## begin STORED RECORDS

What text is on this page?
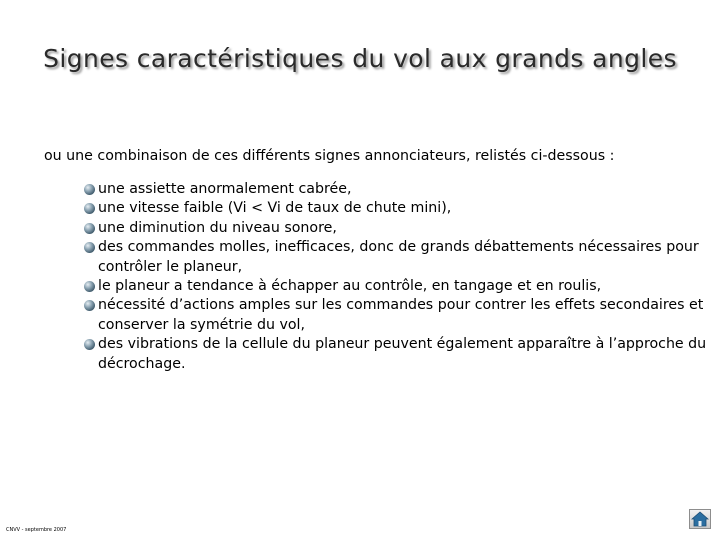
Signes caractéristiques du vol aux grands angles
ou une combinaison de ces différents signes annonciateurs, relistés ci-dessous :
une assiette anormalement cabrée,
une vitesse faible (Vi < Vi de taux de chute mini),
une diminution du niveau sonore,
des commandes molles, inefficaces, donc de grands débattements nécessaires pour contrôler le planeur,
le planeur a tendance à échapper au contrôle, en tangage et en roulis,
nécessité d’actions amples sur les commandes pour contrer les effets secondaires et conserver la symétrie du vol,
des vibrations de la cellule du planeur peuvent également apparaître à l’approche du décrochage.
CNVV - septembre 2007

## end STORED RECORDS

REQUEST
Each entry must be retyped word for word, with every image omitted.

EXERCISE SOLUTION
What text is on this page?
Signes caractéristiques du vol aux grands angles
ou une combinaison de ces différents signes annonciateurs, relistés ci-dessous :
une assiette anormalement cabrée,
une vitesse faible (Vi < Vi de taux de chute mini),
une diminution du niveau sonore,
des commandes molles, inefficaces, donc de grands débattements nécessaires pour contrôler le planeur,
le planeur a tendance à échapper au contrôle, en tangage et en roulis,
nécessité d’actions amples sur les commandes pour contrer les effets secondaires et conserver la symétrie du vol,
des vibrations de la cellule du planeur peuvent également apparaître à l’approche du décrochage.
CNVV - septembre 2007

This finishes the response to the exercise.